_Task_
Copy out all the entries exactly.

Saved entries
--

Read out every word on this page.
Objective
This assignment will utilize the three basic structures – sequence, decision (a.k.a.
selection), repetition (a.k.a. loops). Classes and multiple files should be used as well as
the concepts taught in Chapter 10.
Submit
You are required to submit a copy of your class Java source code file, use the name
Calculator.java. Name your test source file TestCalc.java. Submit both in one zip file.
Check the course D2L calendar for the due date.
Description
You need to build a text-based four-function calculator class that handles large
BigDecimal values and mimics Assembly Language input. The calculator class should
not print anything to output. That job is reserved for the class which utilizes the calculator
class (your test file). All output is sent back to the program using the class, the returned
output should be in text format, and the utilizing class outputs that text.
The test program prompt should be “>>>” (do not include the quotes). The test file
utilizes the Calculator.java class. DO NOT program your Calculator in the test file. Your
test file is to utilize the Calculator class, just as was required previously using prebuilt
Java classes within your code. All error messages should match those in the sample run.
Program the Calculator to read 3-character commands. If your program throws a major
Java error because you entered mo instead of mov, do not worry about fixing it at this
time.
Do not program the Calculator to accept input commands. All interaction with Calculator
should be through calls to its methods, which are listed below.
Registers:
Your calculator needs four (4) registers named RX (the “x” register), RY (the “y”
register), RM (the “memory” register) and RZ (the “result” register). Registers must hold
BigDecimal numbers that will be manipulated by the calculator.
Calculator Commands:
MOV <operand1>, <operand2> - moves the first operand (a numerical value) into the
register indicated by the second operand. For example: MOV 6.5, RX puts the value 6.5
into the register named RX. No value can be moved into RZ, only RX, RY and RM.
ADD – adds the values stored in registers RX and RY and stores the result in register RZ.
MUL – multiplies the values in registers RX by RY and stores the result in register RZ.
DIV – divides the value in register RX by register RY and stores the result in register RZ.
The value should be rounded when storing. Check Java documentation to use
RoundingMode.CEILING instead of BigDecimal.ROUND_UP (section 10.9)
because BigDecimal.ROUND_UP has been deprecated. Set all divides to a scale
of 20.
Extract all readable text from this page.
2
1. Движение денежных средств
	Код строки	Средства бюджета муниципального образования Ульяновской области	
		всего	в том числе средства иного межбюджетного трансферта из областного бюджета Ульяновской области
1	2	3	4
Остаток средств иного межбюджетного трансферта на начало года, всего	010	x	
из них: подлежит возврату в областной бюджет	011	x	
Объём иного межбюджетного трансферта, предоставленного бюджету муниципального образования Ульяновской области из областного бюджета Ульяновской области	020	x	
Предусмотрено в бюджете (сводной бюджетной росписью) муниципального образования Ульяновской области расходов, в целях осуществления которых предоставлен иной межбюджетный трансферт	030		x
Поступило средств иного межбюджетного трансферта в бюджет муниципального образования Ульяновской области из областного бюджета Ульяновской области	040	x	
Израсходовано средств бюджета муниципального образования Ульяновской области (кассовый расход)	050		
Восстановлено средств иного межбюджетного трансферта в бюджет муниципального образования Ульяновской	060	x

--

_Answer to the exercise_
Read out every word on this page.
Objective
This assignment will utilize the three basic structures – sequence, decision (a.k.a.
selection), repetition (a.k.a. loops). Classes and multiple files should be used as well as
the concepts taught in Chapter 10.
Submit
You are required to submit a copy of your class Java source code file, use the name
Calculator.java. Name your test source file TestCalc.java. Submit both in one zip file.
Check the course D2L calendar for the due date.
Description
You need to build a text-based four-function calculator class that handles large
BigDecimal values and mimics Assembly Language input. The calculator class should
not print anything to output. That job is reserved for the class which utilizes the calculator
class (your test file). All output is sent back to the program using the class, the returned
output should be in text format, and the utilizing class outputs that text.
The test program prompt should be “>>>” (do not include the quotes). The test file
utilizes the Calculator.java class. DO NOT program your Calculator in the test file. Your
test file is to utilize the Calculator class, just as was required previously using prebuilt
Java classes within your code. All error messages should match those in the sample run.
Program the Calculator to read 3-character commands. If your program throws a major
Java error because you entered mo instead of mov, do not worry about fixing it at this
time.
Do not program the Calculator to accept input commands. All interaction with Calculator
should be through calls to its methods, which are listed below.
Registers:
Your calculator needs four (4) registers named RX (the “x” register), RY (the “y”
register), RM (the “memory” register) and RZ (the “result” register). Registers must hold
BigDecimal numbers that will be manipulated by the calculator.
Calculator Commands:
MOV <operand1>, <operand2> - moves the first operand (a numerical value) into the
register indicated by the second operand. For example: MOV 6.5, RX puts the value 6.5
into the register named RX. No value can be moved into RZ, only RX, RY and RM.
ADD – adds the values stored in registers RX and RY and stores the result in register RZ.
MUL – multiplies the values in registers RX by RY and stores the result in register RZ.
DIV – divides the value in register RX by register RY and stores the result in register RZ.
The value should be rounded when storing. Check Java documentation to use
RoundingMode.CEILING instead of BigDecimal.ROUND_UP (section 10.9)
because BigDecimal.ROUND_UP has been deprecated. Set all divides to a scale
of 20.
Extract all readable text from this page.
2
1. Движение денежных средств
	Код строки	Средства бюджета муниципального образования Ульяновской области	
		всего	в том числе средства иного межбюджетного трансферта из областного бюджета Ульяновской области
1	2	3	4
Остаток средств иного межбюджетного трансферта на начало года, всего	010	x	
из них: подлежит возврату в областной бюджет	011	x	
Объём иного межбюджетного трансферта, предоставленного бюджету муниципального образования Ульяновской области из областного бюджета Ульяновской области	020	x	
Предусмотрено в бюджете (сводной бюджетной росписью) муниципального образования Ульяновской области расходов, в целях осуществления которых предоставлен иной межбюджетный трансферт	030		x
Поступило средств иного межбюджетного трансферта в бюджет муниципального образования Ульяновской области из областного бюджета Ульяновской области	040	x	
Израсходовано средств бюджета муниципального образования Ульяновской области (кассовый расход)	050		
Восстановлено средств иного межбюджетного трансферта в бюджет муниципального образования Ульяновской	060	x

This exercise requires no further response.